:: Exercise aim ::
Scan the records for the string "kullanılan"; copy each line where it occurs.

[Data extracted from a collection]
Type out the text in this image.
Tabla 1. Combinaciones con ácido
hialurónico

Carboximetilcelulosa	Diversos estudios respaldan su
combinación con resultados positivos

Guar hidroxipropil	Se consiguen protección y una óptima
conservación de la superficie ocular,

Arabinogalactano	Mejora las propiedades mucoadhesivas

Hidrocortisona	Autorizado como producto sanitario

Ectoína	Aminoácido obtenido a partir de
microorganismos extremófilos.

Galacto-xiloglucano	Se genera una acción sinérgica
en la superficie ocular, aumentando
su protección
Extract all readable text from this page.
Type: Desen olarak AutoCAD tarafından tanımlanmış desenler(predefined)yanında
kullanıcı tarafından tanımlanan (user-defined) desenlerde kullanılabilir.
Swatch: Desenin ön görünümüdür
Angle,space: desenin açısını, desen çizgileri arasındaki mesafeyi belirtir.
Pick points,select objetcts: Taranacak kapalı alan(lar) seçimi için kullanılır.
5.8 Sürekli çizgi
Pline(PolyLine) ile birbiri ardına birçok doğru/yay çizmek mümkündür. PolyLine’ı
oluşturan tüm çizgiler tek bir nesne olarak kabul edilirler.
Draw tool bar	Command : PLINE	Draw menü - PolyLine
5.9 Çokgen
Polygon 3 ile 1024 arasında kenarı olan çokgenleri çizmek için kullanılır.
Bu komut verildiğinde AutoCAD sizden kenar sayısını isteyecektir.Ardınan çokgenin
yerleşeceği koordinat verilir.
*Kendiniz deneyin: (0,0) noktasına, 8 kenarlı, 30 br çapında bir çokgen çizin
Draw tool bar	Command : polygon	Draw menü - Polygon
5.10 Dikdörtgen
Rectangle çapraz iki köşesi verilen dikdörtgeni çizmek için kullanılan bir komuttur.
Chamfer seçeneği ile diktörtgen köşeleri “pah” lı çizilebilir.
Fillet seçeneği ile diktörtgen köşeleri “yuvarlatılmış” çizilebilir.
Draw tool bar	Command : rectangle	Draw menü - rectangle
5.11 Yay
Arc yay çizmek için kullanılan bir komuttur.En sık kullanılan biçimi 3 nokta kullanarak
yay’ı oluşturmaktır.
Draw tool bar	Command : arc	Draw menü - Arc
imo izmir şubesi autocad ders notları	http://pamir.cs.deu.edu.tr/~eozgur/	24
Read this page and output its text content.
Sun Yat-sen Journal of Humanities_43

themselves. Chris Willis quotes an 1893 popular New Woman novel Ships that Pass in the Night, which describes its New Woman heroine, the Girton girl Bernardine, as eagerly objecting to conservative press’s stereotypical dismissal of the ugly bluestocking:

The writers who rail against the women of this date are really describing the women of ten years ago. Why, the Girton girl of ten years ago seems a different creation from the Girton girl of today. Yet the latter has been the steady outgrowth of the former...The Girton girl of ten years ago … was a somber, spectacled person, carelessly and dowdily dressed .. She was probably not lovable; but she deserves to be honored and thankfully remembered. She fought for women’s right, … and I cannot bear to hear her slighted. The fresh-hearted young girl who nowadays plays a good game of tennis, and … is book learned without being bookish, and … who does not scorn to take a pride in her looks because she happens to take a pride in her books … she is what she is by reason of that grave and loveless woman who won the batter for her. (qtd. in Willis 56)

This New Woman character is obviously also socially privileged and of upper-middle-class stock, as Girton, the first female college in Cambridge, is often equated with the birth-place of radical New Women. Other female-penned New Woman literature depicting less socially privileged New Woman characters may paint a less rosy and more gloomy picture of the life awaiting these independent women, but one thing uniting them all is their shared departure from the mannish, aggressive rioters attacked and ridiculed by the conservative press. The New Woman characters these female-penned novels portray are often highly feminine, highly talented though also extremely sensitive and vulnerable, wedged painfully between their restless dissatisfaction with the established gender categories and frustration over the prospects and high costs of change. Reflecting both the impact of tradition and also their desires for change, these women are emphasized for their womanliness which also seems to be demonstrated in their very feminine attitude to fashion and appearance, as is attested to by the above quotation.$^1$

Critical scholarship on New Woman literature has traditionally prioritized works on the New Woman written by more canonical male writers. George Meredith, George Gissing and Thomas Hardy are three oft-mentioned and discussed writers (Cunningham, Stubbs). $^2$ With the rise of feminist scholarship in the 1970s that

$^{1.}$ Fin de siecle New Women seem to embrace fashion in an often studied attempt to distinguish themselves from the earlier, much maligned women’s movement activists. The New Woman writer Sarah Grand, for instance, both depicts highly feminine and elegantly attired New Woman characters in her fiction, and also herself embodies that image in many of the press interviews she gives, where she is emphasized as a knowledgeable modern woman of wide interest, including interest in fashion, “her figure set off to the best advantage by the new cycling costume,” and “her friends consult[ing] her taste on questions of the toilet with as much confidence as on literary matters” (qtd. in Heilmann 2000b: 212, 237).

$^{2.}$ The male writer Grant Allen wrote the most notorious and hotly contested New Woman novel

:: Final result ::
Rectangle çapraz iki köşesi verilen dikdörtgeni çizmek için kullanılan bir komuttur.
Arc yay çizmek için kullanılan bir komuttur.En sık kullanılan biçimi 3 nokta kullanarak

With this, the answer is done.